— Text section —
*** Block opens ***
University of Kyoto researchers discovered that a protein associated with a gene involved in cancer suppression, the VHL protein, and a protein that rescues cells from hypoxia (low oxygen) conditions, cullin2, are both involved in ALS progression. This discovery can lead to the identification of therapeutic targets for ALS treatment.
The research paper, “CUL2-mediated clearance of misfolded TDP-43 is paradoxically affected by VHL in oligodendrocytes in ALS,” was published in Scientific Reports.
The malfunction of oligodendrocytes — nerve support cells — has been shown important in the pathogenesis of amyotrophic lateral sclerosis (ALS, or Lou Gehrig’s disease). And defects in and accumulation of the human TDP-43 protein, intrinsically prone to aggregation, have been identified as a major component of most forms of ALS and implicated in other neurodegenerative diseases such as Alzheimer’s. This protein is a key player in cognitive impairment. However, the molecular mechanisms that lead to accumulation of misfolded TDP-43 in the cytosol of oligodendrocytes are not yet clear.
*** Block closes ***
— Extracted records —
*** Block opens ***
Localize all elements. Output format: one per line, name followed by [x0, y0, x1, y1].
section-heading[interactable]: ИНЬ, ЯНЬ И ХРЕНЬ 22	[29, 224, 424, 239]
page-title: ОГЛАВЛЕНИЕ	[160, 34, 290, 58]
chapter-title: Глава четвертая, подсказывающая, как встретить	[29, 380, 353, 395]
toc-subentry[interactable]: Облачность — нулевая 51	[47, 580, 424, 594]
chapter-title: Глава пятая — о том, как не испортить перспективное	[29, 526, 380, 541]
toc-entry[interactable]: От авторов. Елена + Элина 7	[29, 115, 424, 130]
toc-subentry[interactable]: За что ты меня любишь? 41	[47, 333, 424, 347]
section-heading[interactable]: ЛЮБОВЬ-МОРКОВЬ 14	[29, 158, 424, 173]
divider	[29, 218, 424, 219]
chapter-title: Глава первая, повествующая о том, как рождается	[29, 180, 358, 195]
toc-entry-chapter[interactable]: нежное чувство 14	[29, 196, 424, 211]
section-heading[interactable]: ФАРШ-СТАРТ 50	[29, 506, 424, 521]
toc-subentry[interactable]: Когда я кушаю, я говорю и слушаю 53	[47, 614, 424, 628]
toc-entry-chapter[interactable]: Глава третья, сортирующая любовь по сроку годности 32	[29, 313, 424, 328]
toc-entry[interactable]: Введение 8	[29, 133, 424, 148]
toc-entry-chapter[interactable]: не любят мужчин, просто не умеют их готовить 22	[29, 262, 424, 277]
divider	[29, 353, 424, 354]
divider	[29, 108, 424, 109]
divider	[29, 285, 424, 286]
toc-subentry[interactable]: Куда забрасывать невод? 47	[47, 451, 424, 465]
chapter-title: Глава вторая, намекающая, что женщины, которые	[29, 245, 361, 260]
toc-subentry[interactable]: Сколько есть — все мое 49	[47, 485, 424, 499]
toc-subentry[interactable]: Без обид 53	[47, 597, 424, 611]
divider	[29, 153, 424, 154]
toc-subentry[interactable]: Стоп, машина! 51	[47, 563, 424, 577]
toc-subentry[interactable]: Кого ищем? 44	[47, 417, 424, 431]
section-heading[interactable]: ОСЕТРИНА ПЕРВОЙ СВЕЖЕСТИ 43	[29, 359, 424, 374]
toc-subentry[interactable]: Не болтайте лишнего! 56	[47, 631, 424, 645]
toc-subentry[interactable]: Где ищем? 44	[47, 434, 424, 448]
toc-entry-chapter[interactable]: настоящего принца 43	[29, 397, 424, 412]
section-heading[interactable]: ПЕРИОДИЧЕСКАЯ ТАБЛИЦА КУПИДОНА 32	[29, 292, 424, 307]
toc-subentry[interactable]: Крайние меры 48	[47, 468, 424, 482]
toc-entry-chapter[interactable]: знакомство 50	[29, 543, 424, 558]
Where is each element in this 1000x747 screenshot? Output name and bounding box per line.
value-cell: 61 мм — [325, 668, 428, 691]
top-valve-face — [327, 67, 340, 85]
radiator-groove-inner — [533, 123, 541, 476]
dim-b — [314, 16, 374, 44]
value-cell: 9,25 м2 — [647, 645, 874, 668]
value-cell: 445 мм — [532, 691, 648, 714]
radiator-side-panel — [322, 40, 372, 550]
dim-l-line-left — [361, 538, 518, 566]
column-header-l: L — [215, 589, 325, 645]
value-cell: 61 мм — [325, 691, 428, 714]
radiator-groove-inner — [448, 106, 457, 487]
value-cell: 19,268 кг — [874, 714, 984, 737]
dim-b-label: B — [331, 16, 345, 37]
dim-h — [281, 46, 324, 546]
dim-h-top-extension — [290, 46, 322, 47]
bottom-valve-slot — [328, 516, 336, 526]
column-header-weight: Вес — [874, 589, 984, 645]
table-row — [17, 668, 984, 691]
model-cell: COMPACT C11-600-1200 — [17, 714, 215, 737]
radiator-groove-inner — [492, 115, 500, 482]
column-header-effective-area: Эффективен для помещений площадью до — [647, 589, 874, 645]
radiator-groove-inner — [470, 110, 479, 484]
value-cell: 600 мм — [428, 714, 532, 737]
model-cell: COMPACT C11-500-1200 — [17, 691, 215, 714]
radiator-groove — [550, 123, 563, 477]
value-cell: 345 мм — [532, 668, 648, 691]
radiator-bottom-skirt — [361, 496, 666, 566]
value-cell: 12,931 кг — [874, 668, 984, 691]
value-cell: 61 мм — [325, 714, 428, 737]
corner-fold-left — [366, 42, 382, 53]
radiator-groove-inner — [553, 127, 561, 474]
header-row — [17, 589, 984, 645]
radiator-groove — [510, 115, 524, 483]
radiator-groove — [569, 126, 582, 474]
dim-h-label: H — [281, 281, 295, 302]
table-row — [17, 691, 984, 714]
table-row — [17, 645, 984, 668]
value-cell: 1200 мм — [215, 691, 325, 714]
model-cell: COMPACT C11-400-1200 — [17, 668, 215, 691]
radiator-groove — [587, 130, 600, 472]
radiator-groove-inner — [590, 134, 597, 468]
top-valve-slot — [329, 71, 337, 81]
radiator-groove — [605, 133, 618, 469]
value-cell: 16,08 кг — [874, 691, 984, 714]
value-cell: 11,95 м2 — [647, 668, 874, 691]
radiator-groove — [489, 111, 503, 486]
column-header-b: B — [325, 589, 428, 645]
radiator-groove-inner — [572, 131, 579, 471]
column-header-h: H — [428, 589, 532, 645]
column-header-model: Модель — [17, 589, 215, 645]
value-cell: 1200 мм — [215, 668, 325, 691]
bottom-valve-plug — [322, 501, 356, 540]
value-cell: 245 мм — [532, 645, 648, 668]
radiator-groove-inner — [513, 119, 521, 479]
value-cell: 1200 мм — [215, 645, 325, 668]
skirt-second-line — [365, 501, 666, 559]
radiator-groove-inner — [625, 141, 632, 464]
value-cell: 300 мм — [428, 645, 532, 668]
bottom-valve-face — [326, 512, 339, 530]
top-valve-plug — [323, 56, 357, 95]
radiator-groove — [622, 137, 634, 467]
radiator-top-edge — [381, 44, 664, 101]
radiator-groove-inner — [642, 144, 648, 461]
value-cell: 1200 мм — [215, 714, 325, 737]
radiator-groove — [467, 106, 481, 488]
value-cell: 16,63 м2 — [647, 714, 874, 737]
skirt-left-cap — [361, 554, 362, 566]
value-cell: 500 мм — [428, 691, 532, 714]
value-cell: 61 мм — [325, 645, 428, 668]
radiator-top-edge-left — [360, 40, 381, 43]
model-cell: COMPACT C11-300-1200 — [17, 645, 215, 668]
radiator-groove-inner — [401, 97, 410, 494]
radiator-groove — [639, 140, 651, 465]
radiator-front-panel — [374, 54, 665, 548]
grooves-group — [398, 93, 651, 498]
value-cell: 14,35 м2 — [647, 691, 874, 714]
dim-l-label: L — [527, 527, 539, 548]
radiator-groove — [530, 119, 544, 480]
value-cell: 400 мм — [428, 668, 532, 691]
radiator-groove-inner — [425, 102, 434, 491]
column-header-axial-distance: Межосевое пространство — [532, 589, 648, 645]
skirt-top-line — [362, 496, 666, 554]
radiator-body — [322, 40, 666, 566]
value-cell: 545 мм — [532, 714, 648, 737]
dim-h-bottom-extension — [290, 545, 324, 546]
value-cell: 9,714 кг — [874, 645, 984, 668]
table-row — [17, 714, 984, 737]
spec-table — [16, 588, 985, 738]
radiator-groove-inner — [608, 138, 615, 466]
*** Block closes ***
— Problems to solve —
A. Name each protein mentioned in the text on ALS research.
B. Carry on the text on ALS research from where it stops.
The records play no part in what comes next.

— Answers provided —
A.
- VHL protein
- cullin2 (CUL2)
- TDP-43

B.
Researchers found that another protein, the von Hippel Lindau (VHL) protein, strongly binds to misfolded forms of TDP-43 in oligodendrocytes. VHL forms a complex with the protein cullin 2 (CUL2), previously known for its capacity to break down other proteins. This in turn facilitates the breakdown of misfolded TDP-43.
When VHL becomes overly abundant, VHL/TDP-43 protein complex aggregates and accumulates in the cytoplasm, promoting further cell deterioration and neurodegeneration — two events observed in ALS.
Researchers say that, while the underlying pathogenic mechanisms remain elusive, they can theorize that the imbalance of VHL/CUL2 might affect oligodendrocytes in ALS, which might be related to the accumulation of known harmful proteins, including TDP-43 and mutant SOD1.
“VHL overload in the cytoplasm and the imbalance between VHL and CUL2 seems to be the root cause of oligodendrocyte dysfunction,” senior author Dr. Makoto Urushitani said in a press release. “Once we have a clearer idea of how the VHL and CUL2 balance is maintained, I believe we’ll be able to make a huge contribution to the treatment of ALS.”